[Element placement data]
□ □ □ □ □ □ □
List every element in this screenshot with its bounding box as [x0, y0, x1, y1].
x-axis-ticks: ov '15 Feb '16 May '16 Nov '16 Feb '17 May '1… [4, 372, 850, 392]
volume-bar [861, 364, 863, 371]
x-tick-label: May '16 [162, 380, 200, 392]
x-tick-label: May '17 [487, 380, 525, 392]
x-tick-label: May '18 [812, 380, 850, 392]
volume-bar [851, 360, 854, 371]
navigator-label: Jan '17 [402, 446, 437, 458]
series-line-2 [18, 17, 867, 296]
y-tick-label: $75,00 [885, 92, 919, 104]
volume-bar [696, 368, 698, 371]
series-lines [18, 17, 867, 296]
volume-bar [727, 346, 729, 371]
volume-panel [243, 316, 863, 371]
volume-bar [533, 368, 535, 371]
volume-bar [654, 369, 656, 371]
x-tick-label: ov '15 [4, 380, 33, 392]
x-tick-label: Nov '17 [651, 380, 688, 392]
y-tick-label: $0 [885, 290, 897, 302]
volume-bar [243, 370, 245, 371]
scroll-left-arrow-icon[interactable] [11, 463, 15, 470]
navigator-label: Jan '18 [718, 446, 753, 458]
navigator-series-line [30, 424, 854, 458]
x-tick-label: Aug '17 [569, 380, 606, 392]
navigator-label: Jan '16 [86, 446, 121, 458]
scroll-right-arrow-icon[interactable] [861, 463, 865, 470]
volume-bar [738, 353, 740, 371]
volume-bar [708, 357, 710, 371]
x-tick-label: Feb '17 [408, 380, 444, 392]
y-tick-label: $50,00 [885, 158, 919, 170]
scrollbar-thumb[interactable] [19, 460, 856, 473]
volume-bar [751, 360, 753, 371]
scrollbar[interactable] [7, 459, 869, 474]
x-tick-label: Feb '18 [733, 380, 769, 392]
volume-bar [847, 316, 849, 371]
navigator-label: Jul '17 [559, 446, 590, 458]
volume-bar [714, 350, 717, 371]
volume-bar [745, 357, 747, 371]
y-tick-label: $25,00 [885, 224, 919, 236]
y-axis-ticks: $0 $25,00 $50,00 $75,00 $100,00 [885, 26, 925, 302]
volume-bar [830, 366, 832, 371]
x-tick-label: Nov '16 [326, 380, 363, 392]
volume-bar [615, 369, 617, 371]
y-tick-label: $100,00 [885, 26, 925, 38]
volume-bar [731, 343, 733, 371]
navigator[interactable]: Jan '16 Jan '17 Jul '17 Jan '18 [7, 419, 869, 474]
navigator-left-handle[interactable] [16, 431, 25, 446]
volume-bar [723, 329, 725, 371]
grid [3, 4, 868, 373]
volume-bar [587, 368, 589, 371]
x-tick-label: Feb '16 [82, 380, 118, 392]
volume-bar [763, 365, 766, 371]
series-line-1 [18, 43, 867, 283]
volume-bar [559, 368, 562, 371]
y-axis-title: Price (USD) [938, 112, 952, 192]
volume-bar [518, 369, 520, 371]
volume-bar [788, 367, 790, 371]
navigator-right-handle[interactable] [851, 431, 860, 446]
□ □ □ □ □ □ □
→ Task details
Copy everything from the first row down to the row containing "volume-bar [654, 369, 656, 371]", switching "volume-panel" to "volume-pane" and keeping all else the same.

→ Written response
List every element in this screenshot with its bounding box as [x0, y0, x1, y1].
x-axis-ticks: ov '15 Feb '16 May '16 Nov '16 Feb '17 May '1… [4, 372, 850, 392]
volume-bar [861, 364, 863, 371]
x-tick-label: May '16 [162, 380, 200, 392]
x-tick-label: May '17 [487, 380, 525, 392]
x-tick-label: May '18 [812, 380, 850, 392]
volume-bar [851, 360, 854, 371]
navigator-label: Jan '17 [402, 446, 437, 458]
series-line-2 [18, 17, 867, 296]
y-tick-label: $75,00 [885, 92, 919, 104]
volume-bar [696, 368, 698, 371]
series-lines [18, 17, 867, 296]
volume-bar [727, 346, 729, 371]
volume-pane [243, 316, 863, 371]
volume-bar [533, 368, 535, 371]
volume-bar [654, 369, 656, 371]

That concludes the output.